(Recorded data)

** start **

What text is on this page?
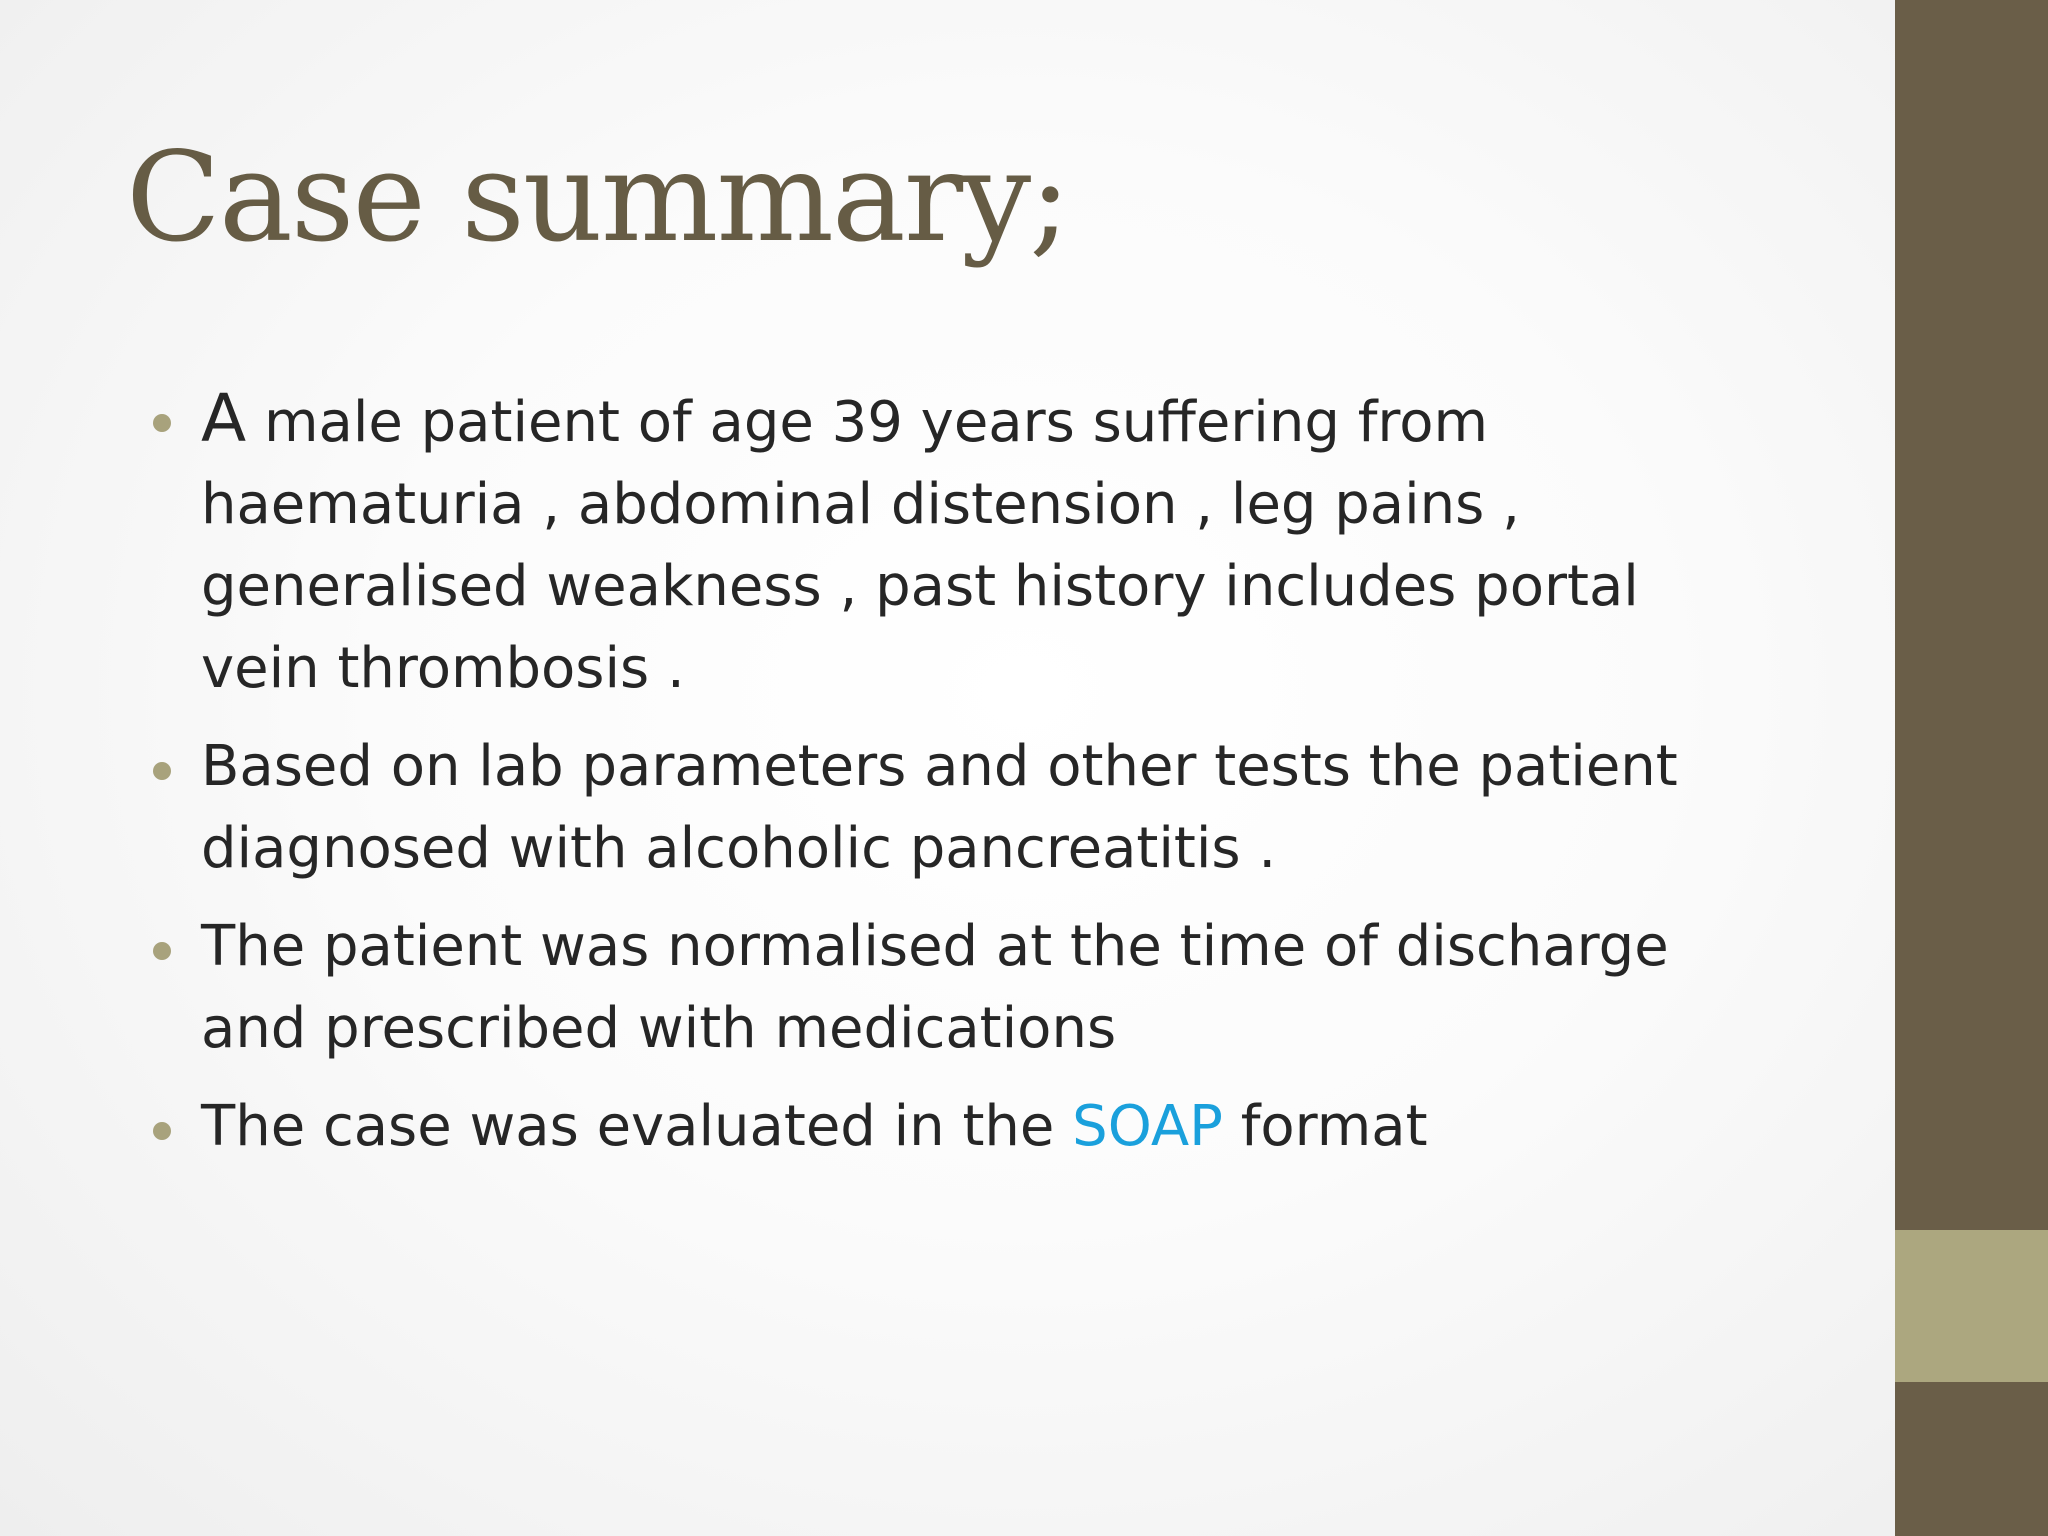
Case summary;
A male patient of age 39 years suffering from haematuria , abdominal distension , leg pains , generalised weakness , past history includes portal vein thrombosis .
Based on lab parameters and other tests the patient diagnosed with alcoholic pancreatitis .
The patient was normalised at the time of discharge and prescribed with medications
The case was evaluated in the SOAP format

** end **

## Task objective
Exactly reproduce the entries above, minus the pictures.

## Expected answer
What text is on this page?
Case summary;
A male patient of age 39 years suffering from haematuria , abdominal distension , leg pains , generalised weakness , past history includes portal vein thrombosis .
Based on lab parameters and other tests the patient diagnosed with alcoholic pancreatitis .
The patient was normalised at the time of discharge and prescribed with medications
The case was evaluated in the SOAP format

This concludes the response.